# [WORK TO BE COMPLETED]
Check each line of the material below for "ರವರನ". Report how many have it, with no other words.

# [THE INPUT]
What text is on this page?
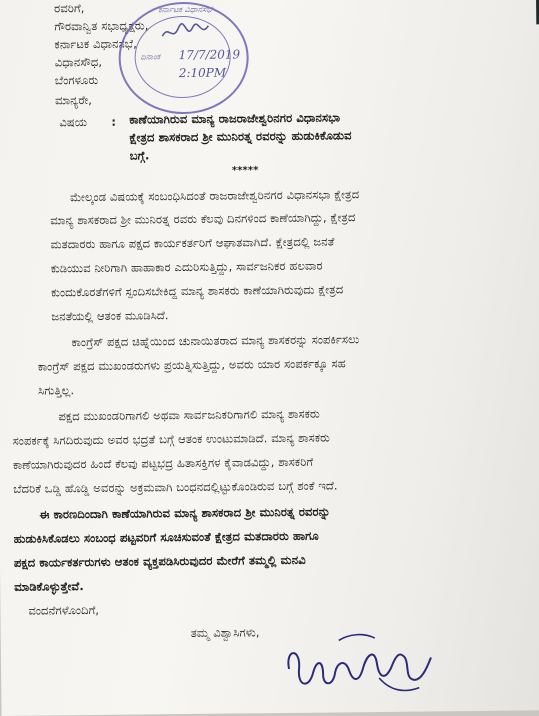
ರವರಿಗೆ,
ಗೌರವಾನ್ವಿತ ಸಭಾಧ್ಯಕ್ಷರು,
ಕರ್ನಾಟಕ ವಿಧಾನಸಭೆ,
ವಿಧಾನಸೌಧ,
ಬೆಂಗಳೂರು
ಮಾನ್ಯರೇ,
ಕರ್ನಾಟಕ ವಿಧಾನಸಭೆ
ದಿನಾಂಕ 17/7/2019
2:10PM
ವಿಷಯ : ಕಾಣೆಯಾಗಿರುವ ಮಾನ್ಯ ರಾಜರಾಜೇಶ್ವರಿನಗರ ವಿಧಾನಸಭಾ
ಕ್ಷೇತ್ರದ ಶಾಸಕರಾದ ಶ್ರೀ ಮುನಿರತ್ನ ರವರನ್ನು ಹುಡುಕಿಕೊಡುವ
ಬಗ್ಗೆ.
*****
ಮೇಲ್ಕಂಡ ವಿಷಯಕ್ಕೆ ಸಂಬಂಧಿಸಿದಂತೆ ರಾಜರಾಜೇಶ್ವರಿನಗರ ವಿಧಾನಸಭಾ ಕ್ಷೇತ್ರದ
ಮಾನ್ಯ ಶಾಸಕರಾದ ಶ್ರೀ ಮುನಿರತ್ನ ರವರು ಕೆಲವು ದಿನಗಳಿಂದ ಕಾಣೆಯಾಗಿದ್ದು, ಕ್ಷೇತ್ರದ
ಮತದಾರರು ಹಾಗೂ ಪಕ್ಷದ ಕಾರ್ಯಕರ್ತರಿಗೆ ಆಘಾತವಾಗಿದೆ. ಕ್ಷೇತ್ರದಲ್ಲಿ ಜನತೆ
ಕುಡಿಯುವ ನೀರಿಗಾಗಿ ಹಾಹಾಕಾರ ಎದುರಿಸುತ್ತಿದ್ದು, ಸಾರ್ವಜನಿಕರ ಹಲವಾರ
ಕುಂದುಕೊರತೆಗಳಿಗೆ ಸ್ಪಂದಿಸಬೇಕಿದ್ದ ಮಾನ್ಯ ಶಾಸಕರು ಕಾಣೆಯಾಗಿರುವುದು ಕ್ಷೇತ್ರದ
ಜನತೆಯಲ್ಲಿ ಆತಂಕ ಮೂಡಿಸಿದೆ.
ಕಾಂಗ್ರೆಸ್ ಪಕ್ಷದ ಚಿಹ್ನೆಯಿಂದ ಚುನಾಯಿತರಾದ ಮಾನ್ಯ ಶಾಸಕರನ್ನು ಸಂಪರ್ಕಿಸಲು
ಕಾಂಗ್ರೆಸ್ ಪಕ್ಷದ ಮುಖಂಡರುಗಳು ಪ್ರಯತ್ನಿಸುತ್ತಿದ್ದು, ಅವರು ಯಾರ ಸಂಪರ್ಕಕ್ಕೂ ಸಹ
ಸಿಗುತ್ತಿಲ್ಲ.
ಪಕ್ಷದ ಮುಖಂಡರಿಗಾಗಲಿ ಅಥವಾ ಸಾರ್ವಜನಿಕರಿಗಾಗಲಿ ಮಾನ್ಯ ಶಾಸಕರು
ಸಂಪರ್ಕಕ್ಕೆ ಸಿಗದಿರುವುದು ಅವರ ಭದ್ರತೆ ಬಗ್ಗೆ ಆತಂಕ ಉಂಟುಮಾಡಿದೆ. ಮಾನ್ಯ ಶಾಸಕರು
ಕಾಣೆಯಾಗಿರುವುದರ ಹಿಂದೆ ಕೆಲವು ಪಟ್ಟಭದ್ರ ಹಿತಾಸಕ್ತಿಗಳ ಕೈವಾಡವಿದ್ದು, ಶಾಸಕರಿಗೆ
ಬೆದರಿಕೆ ಒಡ್ಡಿ ಹೊಡ್ಡಿ ಅವರನ್ನು ಅಕ್ರಮವಾಗಿ ಬಂಧನದಲ್ಲಿಟ್ಟುಕೊಂಡಿರುವ ಬಗ್ಗೆ ಶಂಕೆ ಇದೆ.
ಈ ಕಾರಣದಿಂದಾಗಿ ಕಾಣೆಯಾಗಿರುವ ಮಾನ್ಯ ಶಾಸಕರಾದ ಶ್ರೀ ಮುನಿರತ್ನ ರವರನ್ನು
ಹುಡುಕಿಸಿಕೊಡಲು ಸಂಬಂಧ ಪಟ್ಟವರಿಗೆ ಸೂಚಿಸುವಂತೆ ಕ್ಷೇತ್ರದ ಮತದಾರರು ಹಾಗೂ
ಪಕ್ಷದ ಕಾರ್ಯಕರ್ತರುಗಳು ಆತಂಕ ವ್ಯಕ್ತಪಡಿಸಿರುವುದರ ಮೇರೆಗೆ ತಮ್ಮಲ್ಲಿ ಮನವಿ
ಮಾಡಿಕೊಳ್ಳುತ್ತೇವೆ.
ವಂದನೆಗಳೊಂದಿಗೆ,
ತಮ್ಮ ವಿಶ್ವಾಸಿಗಳು,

# [FINAL RESULT]
2